**Exercise aim**. Your task is to copy the listing exactly, with the pictures left out.

**Source material**.
_ _ _ _ _ _ _

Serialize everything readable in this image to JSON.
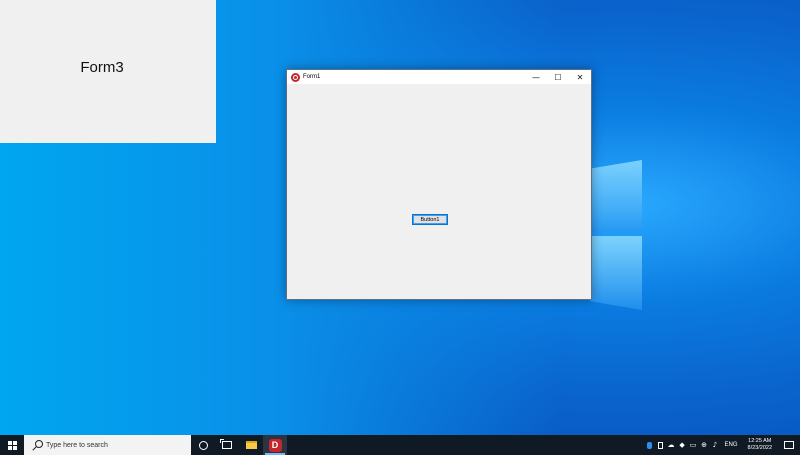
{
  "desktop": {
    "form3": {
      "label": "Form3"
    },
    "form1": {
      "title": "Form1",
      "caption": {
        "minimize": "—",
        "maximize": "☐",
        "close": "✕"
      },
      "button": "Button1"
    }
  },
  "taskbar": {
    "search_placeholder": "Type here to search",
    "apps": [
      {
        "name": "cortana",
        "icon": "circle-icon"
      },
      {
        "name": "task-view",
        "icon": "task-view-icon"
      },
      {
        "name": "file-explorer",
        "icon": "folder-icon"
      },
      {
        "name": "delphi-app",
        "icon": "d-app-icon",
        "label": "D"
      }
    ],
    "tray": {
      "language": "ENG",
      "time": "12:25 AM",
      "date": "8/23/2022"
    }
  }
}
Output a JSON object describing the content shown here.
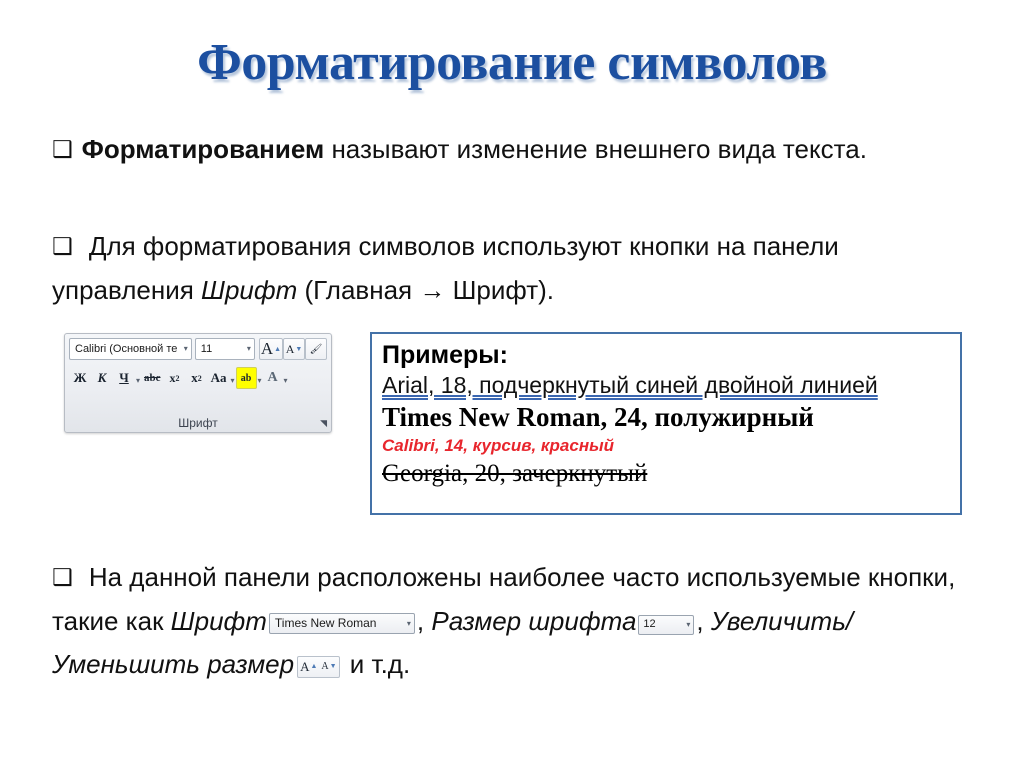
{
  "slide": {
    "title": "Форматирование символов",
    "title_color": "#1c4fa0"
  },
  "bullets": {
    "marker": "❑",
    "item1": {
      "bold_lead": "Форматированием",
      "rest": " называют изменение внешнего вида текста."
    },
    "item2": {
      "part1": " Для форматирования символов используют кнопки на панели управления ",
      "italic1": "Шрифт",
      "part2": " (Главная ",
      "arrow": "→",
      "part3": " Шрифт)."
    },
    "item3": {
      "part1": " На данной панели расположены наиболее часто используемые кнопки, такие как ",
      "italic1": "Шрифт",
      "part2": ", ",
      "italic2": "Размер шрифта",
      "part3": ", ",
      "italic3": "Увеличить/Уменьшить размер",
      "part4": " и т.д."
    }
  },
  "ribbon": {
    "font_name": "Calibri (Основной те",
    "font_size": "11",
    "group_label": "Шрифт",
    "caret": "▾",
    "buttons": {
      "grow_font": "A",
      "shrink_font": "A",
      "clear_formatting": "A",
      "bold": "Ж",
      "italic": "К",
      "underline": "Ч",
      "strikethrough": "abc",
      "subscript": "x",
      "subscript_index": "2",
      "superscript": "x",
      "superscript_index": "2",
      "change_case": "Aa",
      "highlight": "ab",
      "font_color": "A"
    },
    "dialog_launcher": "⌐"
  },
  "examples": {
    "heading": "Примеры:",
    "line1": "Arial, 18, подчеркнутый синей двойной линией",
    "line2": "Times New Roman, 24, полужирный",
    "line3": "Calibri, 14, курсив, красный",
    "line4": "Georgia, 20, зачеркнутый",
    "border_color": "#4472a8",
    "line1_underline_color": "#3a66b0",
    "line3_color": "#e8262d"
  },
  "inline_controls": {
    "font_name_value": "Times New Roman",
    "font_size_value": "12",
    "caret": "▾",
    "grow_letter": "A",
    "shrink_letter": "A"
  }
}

_ _ _ _ _ _ _

**Problem solution**.
Serialize everything readable in this image to JSON.
{
  "desktop": {
    "form3": {
      "label": "Form3"
    },
    "form1": {
      "title": "Form1",
      "caption": {
        "minimize": "—",
        "maximize": "☐",
        "close": "✕"
      },
      "button": "Button1"
    }
  },
  "taskbar": {
    "search_placeholder": "Type here to search",
    "apps": [
      {
        "name": "cortana",
        "icon": "circle-icon"
      },
      {
        "name": "task-view",
        "icon": "task-view-icon"
      },
      {
        "name": "file-explorer",
        "icon": "folder-icon"
      },
      {
        "name": "delphi-app",
        "icon": "d-app-icon",
        "label": "D"
      }
    ],
    "tray": {
      "language": "ENG",
      "time": "12:25 AM",
      "date": "8/23/2022"
    }
  }
}
Output a JSON object describing the content shown here.
{
  "slide": {
    "title": "Форматирование символов",
    "title_color": "#1c4fa0"
  },
  "bullets": {
    "marker": "❑",
    "item1": {
      "bold_lead": "Форматированием",
      "rest": " называют изменение внешнего вида текста."
    },
    "item2": {
      "part1": " Для форматирования символов используют кнопки на панели управления ",
      "italic1": "Шрифт",
      "part2": " (Главная ",
      "arrow": "→",
      "part3": " Шрифт)."
    },
    "item3": {
      "part1": " На данной панели расположены наиболее часто используемые кнопки, такие как ",
      "italic1": "Шрифт",
      "part2": ", ",
      "italic2": "Размер шрифта",
      "part3": ", ",
      "italic3": "Увеличить/Уменьшить размер",
      "part4": " и т.д."
    }
  },
  "ribbon": {
    "font_name": "Calibri (Основной те",
    "font_size": "11",
    "group_label": "Шрифт",
    "caret": "▾",
    "buttons": {
      "grow_font": "A",
      "shrink_font": "A",
      "clear_formatting": "A",
      "bold": "Ж",
      "italic": "К",
      "underline": "Ч",
      "strikethrough": "abc",
      "subscript": "x",
      "subscript_index": "2",
      "superscript": "x",
      "superscript_index": "2",
      "change_case": "Aa",
      "highlight": "ab",
      "font_color": "A"
    },
    "dialog_launcher": "⌐"
  },
  "examples": {
    "heading": "Примеры:",
    "line1": "Arial, 18, подчеркнутый синей двойной линией",
    "line2": "Times New Roman, 24, полужирный",
    "line3": "Calibri, 14, курсив, красный",
    "line4": "Georgia, 20, зачеркнутый",
    "border_color": "#4472a8",
    "line1_underline_color": "#3a66b0",
    "line3_color": "#e8262d"
  },
  "inline_controls": {
    "font_name_value": "Times New Roman",
    "font_size_value": "12",
    "caret": "▾",
    "grow_letter": "A",
    "shrink_letter": "A"
  }
}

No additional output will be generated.